[Entries from a dataset]
---
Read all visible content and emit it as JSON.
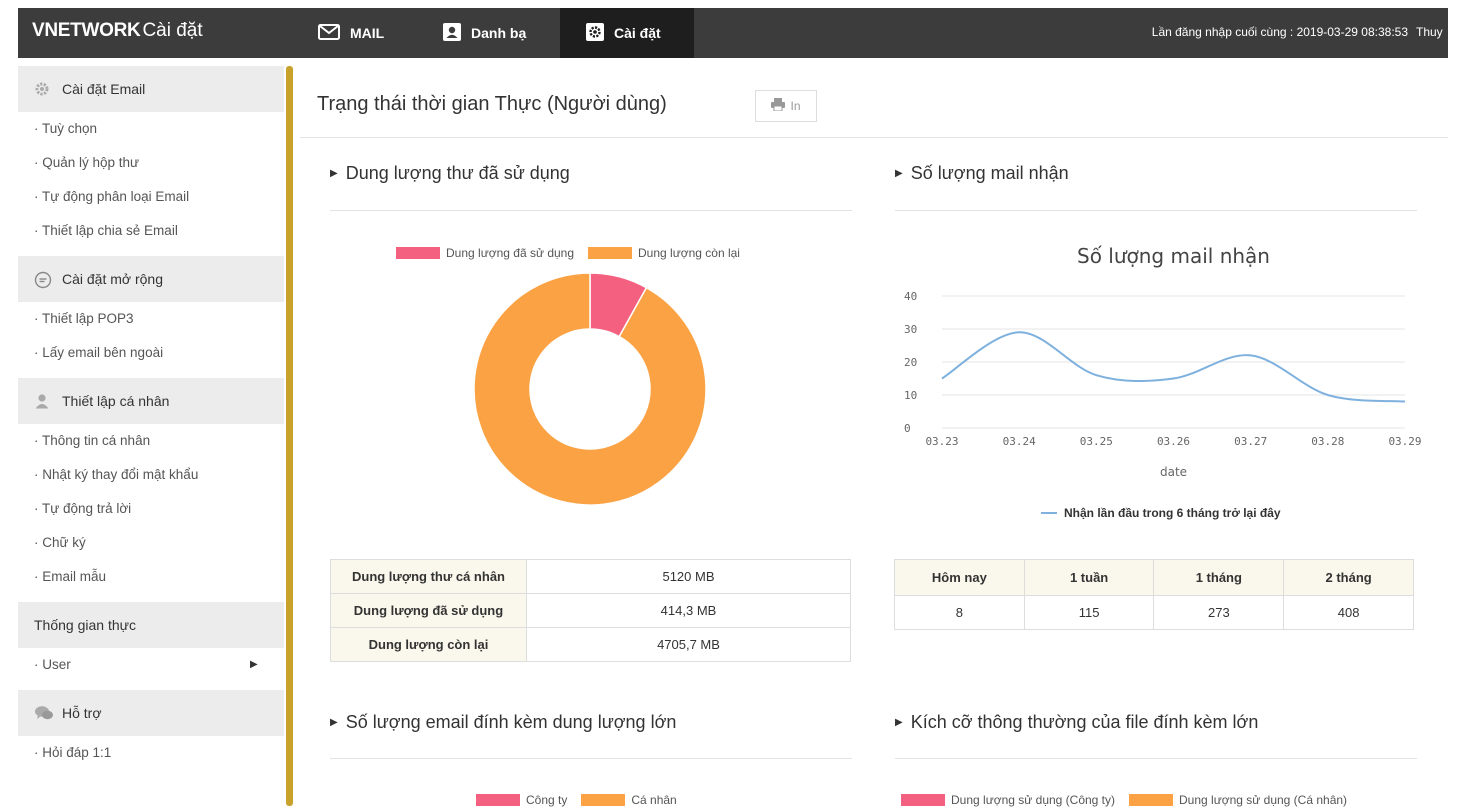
{
  "topbar": {
    "brand_main": "VNETWORK",
    "brand_sub": "Cài đặt",
    "nav": {
      "mail": "MAIL",
      "contacts": "Danh bạ",
      "settings": "Cài đặt"
    },
    "last_login": "Lần đăng nhập cuối cùng : 2019-03-29 08:38:53",
    "user": "Thuy"
  },
  "sidebar": {
    "email_settings": {
      "title": "Cài đặt Email",
      "items": [
        "· Tuỳ chọn",
        "· Quản lý hộp thư",
        "· Tự động phân loại Email",
        "· Thiết lập chia sẻ Email"
      ]
    },
    "extended": {
      "title": "Cài đặt mở rộng",
      "items": [
        "· Thiết lập POP3",
        "· Lấy email bên ngoài"
      ]
    },
    "personal": {
      "title": "Thiết lập cá nhân",
      "items": [
        "· Thông tin cá nhân",
        "· Nhật ký thay đổi mật khẩu",
        "· Tự động trả lời",
        "· Chữ ký",
        "· Email mẫu"
      ]
    },
    "realtime": {
      "title": "Thống gian thực",
      "items": [
        "· User"
      ]
    },
    "support": {
      "title": "Hỗ trợ",
      "items": [
        "· Hỏi đáp 1:1"
      ]
    }
  },
  "content": {
    "page_title": "Trạng thái thời gian Thực (Người dùng)",
    "print_label": "In",
    "panels": {
      "usage": {
        "heading": "Dung lượng thư đã sử dụng",
        "legend": [
          "Dung lượng đã sử dụng",
          "Dung lượng còn lại"
        ],
        "rows": [
          {
            "k": "Dung lượng thư cá nhân",
            "v": "5120 MB"
          },
          {
            "k": "Dung lượng đã sử dụng",
            "v": "414,3 MB"
          },
          {
            "k": "Dung lượng còn lại",
            "v": "4705,7 MB"
          }
        ]
      },
      "mail_count": {
        "heading": "Số lượng mail nhận",
        "headers": [
          "Hôm nay",
          "1 tuần",
          "1 tháng",
          "2 tháng"
        ],
        "values": [
          "8",
          "115",
          "273",
          "408"
        ]
      },
      "attachments_count": {
        "heading": "Số lượng email đính kèm dung lượng lớn",
        "legend": [
          "Công ty",
          "Cá nhân"
        ]
      },
      "attachments_size": {
        "heading": "Kích cỡ thông thường của file đính kèm lớn",
        "legend": [
          "Dung lượng sử dụng (Công ty)",
          "Dung lượng sử dụng (Cá nhân)"
        ]
      }
    }
  },
  "colors": {
    "used": "#f4607f",
    "remaining": "#fba344",
    "line": "#7fb1df",
    "accent": "#c8a22a"
  },
  "chart_data": [
    {
      "type": "pie",
      "variant": "donut",
      "categories": [
        "Dung lượng đã sử dụng",
        "Dung lượng còn lại"
      ],
      "values": [
        414.3,
        4705.7
      ],
      "title": "",
      "legend": "top"
    },
    {
      "type": "line",
      "title": "Số lượng mail nhận",
      "xlabel": "date",
      "ylabel": "",
      "x": [
        "03.23",
        "03.24",
        "03.25",
        "03.26",
        "03.27",
        "03.28",
        "03.29"
      ],
      "series": [
        {
          "name": "Nhận lần đầu trong 6 tháng trở lại đây",
          "values": [
            15,
            29,
            16,
            15,
            22,
            10,
            8
          ]
        }
      ],
      "ylim": [
        0,
        40
      ],
      "yticks": [
        0,
        10,
        20,
        30,
        40
      ],
      "grid": true,
      "legend": "bottom"
    }
  ]
}
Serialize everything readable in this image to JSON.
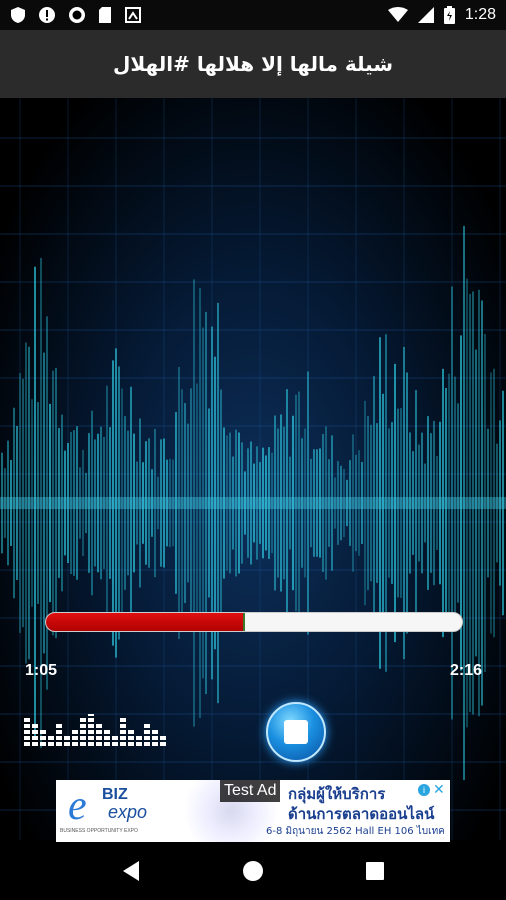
{
  "status_bar": {
    "time": "1:28",
    "icons_left": [
      "shield-icon",
      "alert-icon",
      "record-icon",
      "sd-card-icon",
      "cast-icon"
    ],
    "icons_right": [
      "wifi-icon",
      "signal-icon",
      "battery-icon"
    ]
  },
  "app_bar": {
    "title": "شيلة مالها إلا هلالها #الهلال"
  },
  "player": {
    "elapsed": "1:05",
    "total": "2:16",
    "progress_fraction": 0.478,
    "progress_color": "#d40000",
    "track_color": "#f6f6f6",
    "equalizer_icon": "equalizer-icon",
    "stop_icon": "stop-icon"
  },
  "ad": {
    "label": "Test Ad",
    "logo_e": "e",
    "logo_biz": "BIZ",
    "logo_expo": "expo",
    "headline": "กลุ่มผู้ให้บริการ",
    "subline": "ด้านการตลาดออนไลน์",
    "date_line": "6-8 มิถุนายน 2562  Hall EH 106 ไบเทค",
    "caption": "BUSINESS OPPORTUNITY EXPO",
    "info_icon": "info-icon",
    "close_icon": "close-icon",
    "info_glyph": "i",
    "close_glyph": "✕"
  },
  "nav_bar": {
    "items": [
      "back-icon",
      "home-icon",
      "recents-icon"
    ]
  },
  "colors": {
    "app_bar_bg": "#2b2b2b",
    "wave_color": "#2fd0e6",
    "background_deep": "#051a35"
  }
}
---
◆ Prompt: From the entries above, output every line exactly and omit any image.

◆ Result of this exercise:
Read all visible content and emit it as JSON.
{
  "topbar": {
    "brand_main": "VNETWORK",
    "brand_sub": "Cài đặt",
    "nav": {
      "mail": "MAIL",
      "contacts": "Danh bạ",
      "settings": "Cài đặt"
    },
    "last_login": "Lần đăng nhập cuối cùng : 2019-03-29 08:38:53",
    "user": "Thuy"
  },
  "sidebar": {
    "email_settings": {
      "title": "Cài đặt Email",
      "items": [
        "· Tuỳ chọn",
        "· Quản lý hộp thư",
        "· Tự động phân loại Email",
        "· Thiết lập chia sẻ Email"
      ]
    },
    "extended": {
      "title": "Cài đặt mở rộng",
      "items": [
        "· Thiết lập POP3",
        "· Lấy email bên ngoài"
      ]
    },
    "personal": {
      "title": "Thiết lập cá nhân",
      "items": [
        "· Thông tin cá nhân",
        "· Nhật ký thay đổi mật khẩu",
        "· Tự động trả lời",
        "· Chữ ký",
        "· Email mẫu"
      ]
    },
    "realtime": {
      "title": "Thống gian thực",
      "items": [
        "· User"
      ]
    },
    "support": {
      "title": "Hỗ trợ",
      "items": [
        "· Hỏi đáp 1:1"
      ]
    }
  },
  "content": {
    "page_title": "Trạng thái thời gian Thực (Người dùng)",
    "print_label": "In",
    "panels": {
      "usage": {
        "heading": "Dung lượng thư đã sử dụng",
        "legend": [
          "Dung lượng đã sử dụng",
          "Dung lượng còn lại"
        ],
        "rows": [
          {
            "k": "Dung lượng thư cá nhân",
            "v": "5120 MB"
          },
          {
            "k": "Dung lượng đã sử dụng",
            "v": "414,3 MB"
          },
          {
            "k": "Dung lượng còn lại",
            "v": "4705,7 MB"
          }
        ]
      },
      "mail_count": {
        "heading": "Số lượng mail nhận",
        "headers": [
          "Hôm nay",
          "1 tuần",
          "1 tháng",
          "2 tháng"
        ],
        "values": [
          "8",
          "115",
          "273",
          "408"
        ]
      },
      "attachments_count": {
        "heading": "Số lượng email đính kèm dung lượng lớn",
        "legend": [
          "Công ty",
          "Cá nhân"
        ]
      },
      "attachments_size": {
        "heading": "Kích cỡ thông thường của file đính kèm lớn",
        "legend": [
          "Dung lượng sử dụng (Công ty)",
          "Dung lượng sử dụng (Cá nhân)"
        ]
      }
    }
  },
  "colors": {
    "used": "#f4607f",
    "remaining": "#fba344",
    "line": "#7fb1df",
    "accent": "#c8a22a"
  },
  "chart_data": [
    {
      "type": "pie",
      "variant": "donut",
      "categories": [
        "Dung lượng đã sử dụng",
        "Dung lượng còn lại"
      ],
      "values": [
        414.3,
        4705.7
      ],
      "title": "",
      "legend": "top"
    },
    {
      "type": "line",
      "title": "Số lượng mail nhận",
      "xlabel": "date",
      "ylabel": "",
      "x": [
        "03.23",
        "03.24",
        "03.25",
        "03.26",
        "03.27",
        "03.28",
        "03.29"
      ],
      "series": [
        {
          "name": "Nhận lần đầu trong 6 tháng trở lại đây",
          "values": [
            15,
            29,
            16,
            15,
            22,
            10,
            8
          ]
        }
      ],
      "ylim": [
        0,
        40
      ],
      "yticks": [
        0,
        10,
        20,
        30,
        40
      ],
      "grid": true,
      "legend": "bottom"
    }
  ]
}
Serialize everything readable in this image to JSON.
{
  "status_bar": {
    "time": "1:28",
    "icons_left": [
      "shield-icon",
      "alert-icon",
      "record-icon",
      "sd-card-icon",
      "cast-icon"
    ],
    "icons_right": [
      "wifi-icon",
      "signal-icon",
      "battery-icon"
    ]
  },
  "app_bar": {
    "title": "شيلة مالها إلا هلالها #الهلال"
  },
  "player": {
    "elapsed": "1:05",
    "total": "2:16",
    "progress_fraction": 0.478,
    "progress_color": "#d40000",
    "track_color": "#f6f6f6",
    "equalizer_icon": "equalizer-icon",
    "stop_icon": "stop-icon"
  },
  "ad": {
    "label": "Test Ad",
    "logo_e": "e",
    "logo_biz": "BIZ",
    "logo_expo": "expo",
    "headline": "กลุ่มผู้ให้บริการ",
    "subline": "ด้านการตลาดออนไลน์",
    "date_line": "6-8 มิถุนายน 2562  Hall EH 106 ไบเทค",
    "caption": "BUSINESS OPPORTUNITY EXPO",
    "info_icon": "info-icon",
    "close_icon": "close-icon",
    "info_glyph": "i",
    "close_glyph": "✕"
  },
  "nav_bar": {
    "items": [
      "back-icon",
      "home-icon",
      "recents-icon"
    ]
  },
  "colors": {
    "app_bar_bg": "#2b2b2b",
    "wave_color": "#2fd0e6",
    "background_deep": "#051a35"
  }
}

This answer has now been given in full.